> Given exercise:
Of the lines below, count those containing the word "marker". Reply with the number alone.

> Dataset entries:

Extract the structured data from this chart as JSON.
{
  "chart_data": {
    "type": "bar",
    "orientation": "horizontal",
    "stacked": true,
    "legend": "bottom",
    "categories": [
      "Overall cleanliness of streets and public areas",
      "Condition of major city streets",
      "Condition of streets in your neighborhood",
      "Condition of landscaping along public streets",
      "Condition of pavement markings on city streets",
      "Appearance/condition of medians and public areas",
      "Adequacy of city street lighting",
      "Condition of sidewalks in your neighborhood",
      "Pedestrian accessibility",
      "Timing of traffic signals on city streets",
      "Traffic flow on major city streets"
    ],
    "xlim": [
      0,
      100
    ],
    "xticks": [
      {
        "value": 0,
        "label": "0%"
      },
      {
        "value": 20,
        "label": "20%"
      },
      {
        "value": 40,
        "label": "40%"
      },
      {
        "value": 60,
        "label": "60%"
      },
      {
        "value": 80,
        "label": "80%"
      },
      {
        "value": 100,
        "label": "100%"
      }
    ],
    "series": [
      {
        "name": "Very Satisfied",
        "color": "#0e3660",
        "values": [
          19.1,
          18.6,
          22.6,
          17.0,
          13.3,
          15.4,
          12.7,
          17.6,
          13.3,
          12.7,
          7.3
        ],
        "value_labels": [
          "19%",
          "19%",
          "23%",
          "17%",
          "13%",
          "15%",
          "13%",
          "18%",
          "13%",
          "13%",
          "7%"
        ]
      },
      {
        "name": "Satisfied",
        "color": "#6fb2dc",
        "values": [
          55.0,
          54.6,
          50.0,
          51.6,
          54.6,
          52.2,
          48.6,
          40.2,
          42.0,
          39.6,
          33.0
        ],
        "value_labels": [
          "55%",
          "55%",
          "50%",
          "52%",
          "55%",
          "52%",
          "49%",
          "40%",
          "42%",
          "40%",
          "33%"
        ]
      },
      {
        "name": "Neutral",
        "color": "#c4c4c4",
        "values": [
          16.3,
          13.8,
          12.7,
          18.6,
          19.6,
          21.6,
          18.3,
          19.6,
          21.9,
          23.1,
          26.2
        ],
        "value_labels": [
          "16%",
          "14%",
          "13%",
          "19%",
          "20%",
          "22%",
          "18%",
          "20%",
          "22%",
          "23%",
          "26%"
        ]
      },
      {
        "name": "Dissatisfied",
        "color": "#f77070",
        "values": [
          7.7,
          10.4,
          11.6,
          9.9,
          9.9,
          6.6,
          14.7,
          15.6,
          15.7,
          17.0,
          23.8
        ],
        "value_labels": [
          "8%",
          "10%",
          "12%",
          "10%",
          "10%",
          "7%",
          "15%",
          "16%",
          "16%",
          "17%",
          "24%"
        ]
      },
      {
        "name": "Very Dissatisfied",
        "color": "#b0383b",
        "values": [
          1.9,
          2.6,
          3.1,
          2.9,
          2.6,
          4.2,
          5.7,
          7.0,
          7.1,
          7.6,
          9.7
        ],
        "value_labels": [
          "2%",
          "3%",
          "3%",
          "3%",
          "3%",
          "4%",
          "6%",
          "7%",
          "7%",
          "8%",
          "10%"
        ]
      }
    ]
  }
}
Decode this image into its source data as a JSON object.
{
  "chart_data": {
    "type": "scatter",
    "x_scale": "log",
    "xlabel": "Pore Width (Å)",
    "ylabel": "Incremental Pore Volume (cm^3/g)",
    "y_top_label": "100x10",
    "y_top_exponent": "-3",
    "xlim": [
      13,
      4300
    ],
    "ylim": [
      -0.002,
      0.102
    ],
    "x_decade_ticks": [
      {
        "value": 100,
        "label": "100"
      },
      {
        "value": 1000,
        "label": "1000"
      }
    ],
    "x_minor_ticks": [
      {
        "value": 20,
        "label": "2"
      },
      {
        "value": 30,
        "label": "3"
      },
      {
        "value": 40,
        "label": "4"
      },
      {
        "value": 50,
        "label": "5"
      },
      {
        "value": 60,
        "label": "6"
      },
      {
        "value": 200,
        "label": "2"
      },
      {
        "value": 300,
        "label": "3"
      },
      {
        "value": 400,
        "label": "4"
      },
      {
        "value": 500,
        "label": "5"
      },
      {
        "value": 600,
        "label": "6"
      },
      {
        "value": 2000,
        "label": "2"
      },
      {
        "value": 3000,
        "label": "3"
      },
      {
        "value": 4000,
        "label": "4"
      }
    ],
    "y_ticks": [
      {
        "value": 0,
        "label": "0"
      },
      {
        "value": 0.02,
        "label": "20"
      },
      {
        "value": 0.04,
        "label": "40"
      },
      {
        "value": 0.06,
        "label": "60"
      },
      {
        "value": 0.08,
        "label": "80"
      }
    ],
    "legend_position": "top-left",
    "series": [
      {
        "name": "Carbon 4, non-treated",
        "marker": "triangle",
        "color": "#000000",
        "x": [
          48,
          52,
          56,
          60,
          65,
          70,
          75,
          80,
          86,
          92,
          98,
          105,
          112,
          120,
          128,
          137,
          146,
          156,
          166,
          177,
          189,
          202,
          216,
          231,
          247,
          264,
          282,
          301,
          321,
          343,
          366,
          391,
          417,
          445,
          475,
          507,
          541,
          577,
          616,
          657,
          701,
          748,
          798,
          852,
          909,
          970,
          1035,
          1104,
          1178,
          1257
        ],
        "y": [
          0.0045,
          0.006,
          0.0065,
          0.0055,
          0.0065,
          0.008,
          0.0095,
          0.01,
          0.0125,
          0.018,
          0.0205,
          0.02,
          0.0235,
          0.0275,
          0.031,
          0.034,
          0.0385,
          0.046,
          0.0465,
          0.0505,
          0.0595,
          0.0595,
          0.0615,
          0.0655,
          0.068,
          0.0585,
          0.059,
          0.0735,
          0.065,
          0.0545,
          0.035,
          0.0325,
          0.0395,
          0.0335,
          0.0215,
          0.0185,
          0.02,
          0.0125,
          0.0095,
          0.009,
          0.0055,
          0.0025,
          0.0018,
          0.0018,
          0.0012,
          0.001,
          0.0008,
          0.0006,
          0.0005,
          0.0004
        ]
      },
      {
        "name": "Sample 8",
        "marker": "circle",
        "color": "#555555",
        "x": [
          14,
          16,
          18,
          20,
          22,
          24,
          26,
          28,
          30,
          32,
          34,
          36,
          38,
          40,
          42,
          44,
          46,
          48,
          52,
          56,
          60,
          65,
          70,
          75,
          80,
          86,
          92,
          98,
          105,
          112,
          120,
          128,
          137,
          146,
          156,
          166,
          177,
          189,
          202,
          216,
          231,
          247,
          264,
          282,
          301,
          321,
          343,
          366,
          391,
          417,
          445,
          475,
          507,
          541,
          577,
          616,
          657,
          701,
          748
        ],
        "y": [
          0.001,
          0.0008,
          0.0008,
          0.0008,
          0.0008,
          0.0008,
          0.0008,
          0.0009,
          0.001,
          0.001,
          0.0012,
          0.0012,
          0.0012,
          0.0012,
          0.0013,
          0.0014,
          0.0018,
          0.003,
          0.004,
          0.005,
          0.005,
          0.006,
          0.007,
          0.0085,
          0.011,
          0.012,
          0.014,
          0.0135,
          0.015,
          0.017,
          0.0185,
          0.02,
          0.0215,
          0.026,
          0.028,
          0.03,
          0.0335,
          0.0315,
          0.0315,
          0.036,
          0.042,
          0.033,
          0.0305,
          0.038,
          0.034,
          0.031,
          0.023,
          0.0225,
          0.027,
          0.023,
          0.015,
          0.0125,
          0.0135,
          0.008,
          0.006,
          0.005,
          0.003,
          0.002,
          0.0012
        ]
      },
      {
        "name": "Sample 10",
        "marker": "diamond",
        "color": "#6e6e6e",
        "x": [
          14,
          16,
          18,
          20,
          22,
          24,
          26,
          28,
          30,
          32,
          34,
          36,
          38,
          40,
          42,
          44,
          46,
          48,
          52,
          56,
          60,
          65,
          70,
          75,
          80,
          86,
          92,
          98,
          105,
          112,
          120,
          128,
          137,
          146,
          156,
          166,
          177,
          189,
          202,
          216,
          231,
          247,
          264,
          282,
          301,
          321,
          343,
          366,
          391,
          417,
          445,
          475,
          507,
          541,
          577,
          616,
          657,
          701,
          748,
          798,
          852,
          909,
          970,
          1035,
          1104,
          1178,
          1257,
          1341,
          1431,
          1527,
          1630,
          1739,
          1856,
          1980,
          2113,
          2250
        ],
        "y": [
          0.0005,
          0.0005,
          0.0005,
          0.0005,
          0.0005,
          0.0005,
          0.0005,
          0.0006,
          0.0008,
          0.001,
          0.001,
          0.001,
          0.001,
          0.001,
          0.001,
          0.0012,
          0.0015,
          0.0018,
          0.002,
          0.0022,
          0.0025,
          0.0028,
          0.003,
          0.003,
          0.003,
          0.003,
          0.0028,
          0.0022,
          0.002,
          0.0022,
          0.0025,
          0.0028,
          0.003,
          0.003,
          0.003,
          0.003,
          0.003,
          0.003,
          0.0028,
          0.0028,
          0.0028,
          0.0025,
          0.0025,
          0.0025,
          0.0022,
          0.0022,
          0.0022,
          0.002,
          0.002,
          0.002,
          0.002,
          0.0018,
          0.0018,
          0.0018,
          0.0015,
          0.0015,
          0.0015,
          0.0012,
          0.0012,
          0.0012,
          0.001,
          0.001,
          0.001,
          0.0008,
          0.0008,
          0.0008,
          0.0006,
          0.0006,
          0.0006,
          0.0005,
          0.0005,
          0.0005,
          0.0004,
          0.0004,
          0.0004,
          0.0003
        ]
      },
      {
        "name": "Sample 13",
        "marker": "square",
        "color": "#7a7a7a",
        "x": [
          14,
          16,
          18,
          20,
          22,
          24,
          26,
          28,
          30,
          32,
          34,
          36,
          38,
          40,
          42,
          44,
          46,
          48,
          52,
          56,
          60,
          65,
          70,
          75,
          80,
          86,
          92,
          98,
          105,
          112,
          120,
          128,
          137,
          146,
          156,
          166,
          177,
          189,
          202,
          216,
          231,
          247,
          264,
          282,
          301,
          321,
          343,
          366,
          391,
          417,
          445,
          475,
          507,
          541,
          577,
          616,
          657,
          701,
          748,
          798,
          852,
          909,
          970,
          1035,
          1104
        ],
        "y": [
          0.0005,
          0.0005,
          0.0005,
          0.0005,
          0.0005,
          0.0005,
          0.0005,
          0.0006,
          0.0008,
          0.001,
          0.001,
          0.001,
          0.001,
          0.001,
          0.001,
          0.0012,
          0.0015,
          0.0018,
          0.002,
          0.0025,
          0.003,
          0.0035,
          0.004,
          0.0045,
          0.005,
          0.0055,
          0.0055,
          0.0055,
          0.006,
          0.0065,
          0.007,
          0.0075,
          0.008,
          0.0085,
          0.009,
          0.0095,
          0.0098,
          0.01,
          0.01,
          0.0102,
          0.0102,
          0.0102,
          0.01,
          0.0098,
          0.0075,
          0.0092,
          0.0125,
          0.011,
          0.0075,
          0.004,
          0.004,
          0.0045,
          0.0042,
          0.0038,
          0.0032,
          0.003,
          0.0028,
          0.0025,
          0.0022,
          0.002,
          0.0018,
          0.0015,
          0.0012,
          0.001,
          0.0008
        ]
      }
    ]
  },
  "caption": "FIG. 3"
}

> In response:
4